(Extracted data entries)
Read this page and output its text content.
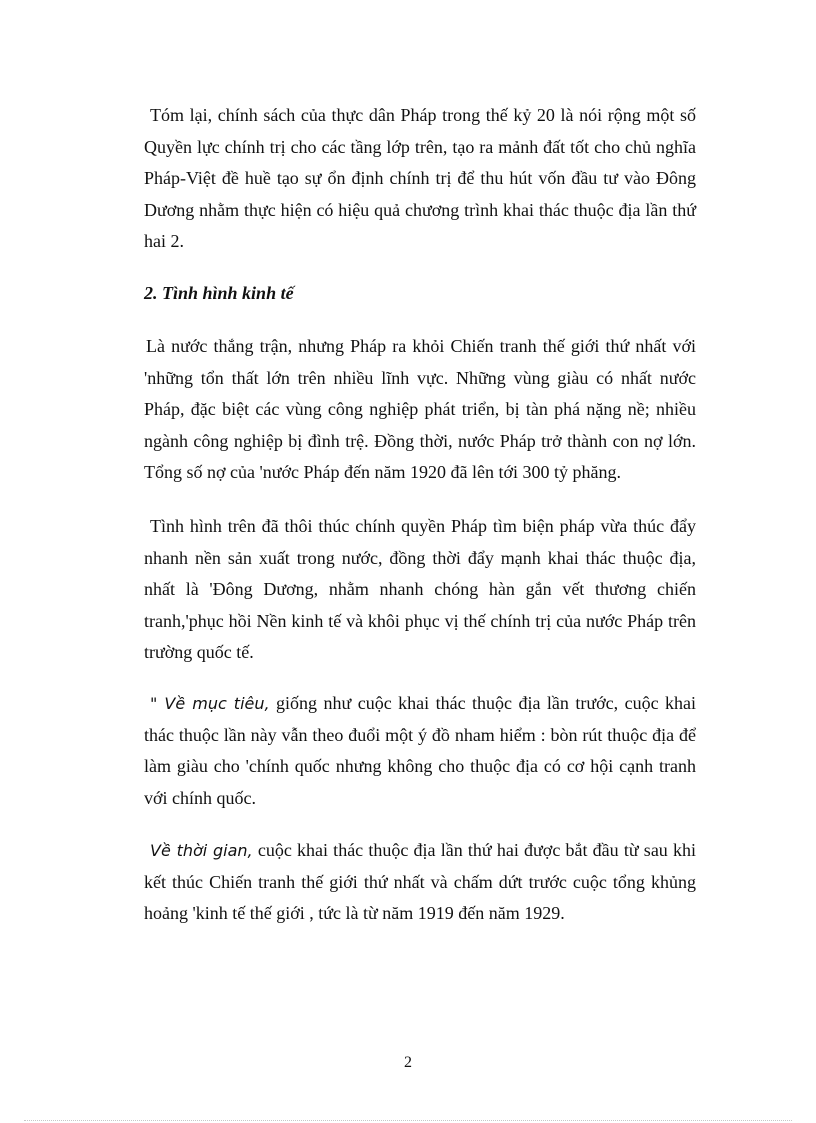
Tóm lại, chính sách của thực dân Pháp trong thế kỷ 20 là nói rộng một số Quyền lực chính trị cho các tầng lớp trên, tạo ra mảnh đất tốt cho chủ nghĩa Pháp-Việt đề huề tạo sự ổn định chính trị để thu hút vốn đầu tư vào Đông Dương nhằm thực hiện có hiệu quả chương trình khai thác thuộc địa lần thứ hai 2.

2. Tình hình kinh tế

Là nước thắng trận, nhưng Pháp ra khỏi Chiến tranh thế giới thứ nhất với 'những tổn thất lớn trên nhiều lĩnh vực. Những vùng giàu có nhất nước Pháp, đặc biệt các vùng công nghiệp phát triển, bị tàn phá nặng nề; nhiều ngành công nghiệp bị đình trệ. Đồng thời, nước Pháp trở thành con nợ lớn. Tổng số nợ của 'nước Pháp đến năm 1920 đã lên tới 300 tỷ phăng.

Tình hình trên đã thôi thúc chính quyền Pháp tìm biện pháp vừa thúc đẩy nhanh nền sản xuất trong nước, đồng thời đẩy mạnh khai thác thuộc địa, nhất là 'Đông Dương, nhằm nhanh chóng hàn gắn vết thương chiến tranh,'phục hồi Nền kinh tế và khôi phục vị thế chính trị của nước Pháp trên trường quốc tế.

" Về mục tiêu, giống như cuộc khai thác thuộc địa lần trước, cuộc khai thác thuộc lần này vẫn theo đuổi một ý đồ nham hiểm : bòn rút thuộc địa để làm giàu cho 'chính quốc nhưng không cho thuộc địa có cơ hội cạnh tranh với chính quốc.

Về thời gian, cuộc khai thác thuộc địa lần thứ hai được bắt đầu từ sau khi kết thúc Chiến tranh thế giới thứ nhất và chấm dứt trước cuộc tổng khủng hoảng 'kinh tế thế giới , tức là từ năm 1919 đến năm 1929.

2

## TASK STATEMENT:
Copy out all the records exactly, excluding pictures.

## TASK OUTPUT:
Read this page and output its text content.
Tóm lại, chính sách của thực dân Pháp trong thế kỷ 20 là nói rộng một số Quyền lực chính trị cho các tầng lớp trên, tạo ra mảnh đất tốt cho chủ nghĩa Pháp-Việt đề huề tạo sự ổn định chính trị để thu hút vốn đầu tư vào Đông Dương nhằm thực hiện có hiệu quả chương trình khai thác thuộc địa lần thứ hai 2.

2. Tình hình kinh tế

Là nước thắng trận, nhưng Pháp ra khỏi Chiến tranh thế giới thứ nhất với 'những tổn thất lớn trên nhiều lĩnh vực. Những vùng giàu có nhất nước Pháp, đặc biệt các vùng công nghiệp phát triển, bị tàn phá nặng nề; nhiều ngành công nghiệp bị đình trệ. Đồng thời, nước Pháp trở thành con nợ lớn. Tổng số nợ của 'nước Pháp đến năm 1920 đã lên tới 300 tỷ phăng.

Tình hình trên đã thôi thúc chính quyền Pháp tìm biện pháp vừa thúc đẩy nhanh nền sản xuất trong nước, đồng thời đẩy mạnh khai thác thuộc địa, nhất là 'Đông Dương, nhằm nhanh chóng hàn gắn vết thương chiến tranh,'phục hồi Nền kinh tế và khôi phục vị thế chính trị của nước Pháp trên trường quốc tế.

" Về mục tiêu, giống như cuộc khai thác thuộc địa lần trước, cuộc khai thác thuộc lần này vẫn theo đuổi một ý đồ nham hiểm : bòn rút thuộc địa để làm giàu cho 'chính quốc nhưng không cho thuộc địa có cơ hội cạnh tranh với chính quốc.

Về thời gian, cuộc khai thác thuộc địa lần thứ hai được bắt đầu từ sau khi kết thúc Chiến tranh thế giới thứ nhất và chấm dứt trước cuộc tổng khủng hoảng 'kinh tế thế giới , tức là từ năm 1919 đến năm 1929.

2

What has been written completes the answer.